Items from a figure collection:

*****

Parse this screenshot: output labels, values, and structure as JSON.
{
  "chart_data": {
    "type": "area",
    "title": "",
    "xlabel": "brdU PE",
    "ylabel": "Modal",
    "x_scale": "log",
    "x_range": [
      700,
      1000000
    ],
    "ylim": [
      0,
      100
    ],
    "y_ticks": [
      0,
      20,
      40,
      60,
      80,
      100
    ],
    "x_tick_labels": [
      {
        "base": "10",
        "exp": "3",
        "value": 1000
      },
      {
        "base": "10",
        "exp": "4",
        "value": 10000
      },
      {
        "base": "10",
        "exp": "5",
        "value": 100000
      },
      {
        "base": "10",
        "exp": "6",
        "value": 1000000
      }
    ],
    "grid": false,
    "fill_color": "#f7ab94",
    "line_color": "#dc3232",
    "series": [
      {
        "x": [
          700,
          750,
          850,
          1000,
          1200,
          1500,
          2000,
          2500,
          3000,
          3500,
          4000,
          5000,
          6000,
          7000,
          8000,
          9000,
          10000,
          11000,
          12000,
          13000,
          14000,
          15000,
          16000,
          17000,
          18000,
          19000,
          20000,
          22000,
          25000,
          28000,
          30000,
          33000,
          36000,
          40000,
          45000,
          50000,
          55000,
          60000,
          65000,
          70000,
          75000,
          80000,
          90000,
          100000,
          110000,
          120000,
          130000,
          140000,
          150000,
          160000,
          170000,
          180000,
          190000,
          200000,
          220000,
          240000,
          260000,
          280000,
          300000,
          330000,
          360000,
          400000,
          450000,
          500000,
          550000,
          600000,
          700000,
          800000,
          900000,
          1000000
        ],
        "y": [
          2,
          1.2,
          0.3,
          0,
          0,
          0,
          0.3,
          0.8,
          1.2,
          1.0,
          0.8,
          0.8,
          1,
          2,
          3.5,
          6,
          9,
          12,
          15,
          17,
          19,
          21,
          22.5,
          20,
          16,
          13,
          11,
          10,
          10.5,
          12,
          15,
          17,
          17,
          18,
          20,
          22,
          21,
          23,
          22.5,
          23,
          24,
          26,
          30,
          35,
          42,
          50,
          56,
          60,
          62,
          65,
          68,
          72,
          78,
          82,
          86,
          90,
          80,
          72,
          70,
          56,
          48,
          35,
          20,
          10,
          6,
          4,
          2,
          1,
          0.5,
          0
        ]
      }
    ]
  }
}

*****

# Requirements
Write the listing out again, exactly as shown above.

# Finished exercise
Parse this screenshot: output labels, values, and structure as JSON.
{
  "chart_data": {
    "type": "area",
    "title": "",
    "xlabel": "brdU PE",
    "ylabel": "Modal",
    "x_scale": "log",
    "x_range": [
      700,
      1000000
    ],
    "ylim": [
      0,
      100
    ],
    "y_ticks": [
      0,
      20,
      40,
      60,
      80,
      100
    ],
    "x_tick_labels": [
      {
        "base": "10",
        "exp": "3",
        "value": 1000
      },
      {
        "base": "10",
        "exp": "4",
        "value": 10000
      },
      {
        "base": "10",
        "exp": "5",
        "value": 100000
      },
      {
        "base": "10",
        "exp": "6",
        "value": 1000000
      }
    ],
    "grid": false,
    "fill_color": "#f7ab94",
    "line_color": "#dc3232",
    "series": [
      {
        "x": [
          700,
          750,
          850,
          1000,
          1200,
          1500,
          2000,
          2500,
          3000,
          3500,
          4000,
          5000,
          6000,
          7000,
          8000,
          9000,
          10000,
          11000,
          12000,
          13000,
          14000,
          15000,
          16000,
          17000,
          18000,
          19000,
          20000,
          22000,
          25000,
          28000,
          30000,
          33000,
          36000,
          40000,
          45000,
          50000,
          55000,
          60000,
          65000,
          70000,
          75000,
          80000,
          90000,
          100000,
          110000,
          120000,
          130000,
          140000,
          150000,
          160000,
          170000,
          180000,
          190000,
          200000,
          220000,
          240000,
          260000,
          280000,
          300000,
          330000,
          360000,
          400000,
          450000,
          500000,
          550000,
          600000,
          700000,
          800000,
          900000,
          1000000
        ],
        "y": [
          2,
          1.2,
          0.3,
          0,
          0,
          0,
          0.3,
          0.8,
          1.2,
          1.0,
          0.8,
          0.8,
          1,
          2,
          3.5,
          6,
          9,
          12,
          15,
          17,
          19,
          21,
          22.5,
          20,
          16,
          13,
          11,
          10,
          10.5,
          12,
          15,
          17,
          17,
          18,
          20,
          22,
          21,
          23,
          22.5,
          23,
          24,
          26,
          30,
          35,
          42,
          50,
          56,
          60,
          62,
          65,
          68,
          72,
          78,
          82,
          86,
          90,
          80,
          72,
          70,
          56,
          48,
          35,
          20,
          10,
          6,
          4,
          2,
          1,
          0.5,
          0
        ]
      }
    ]
  }
}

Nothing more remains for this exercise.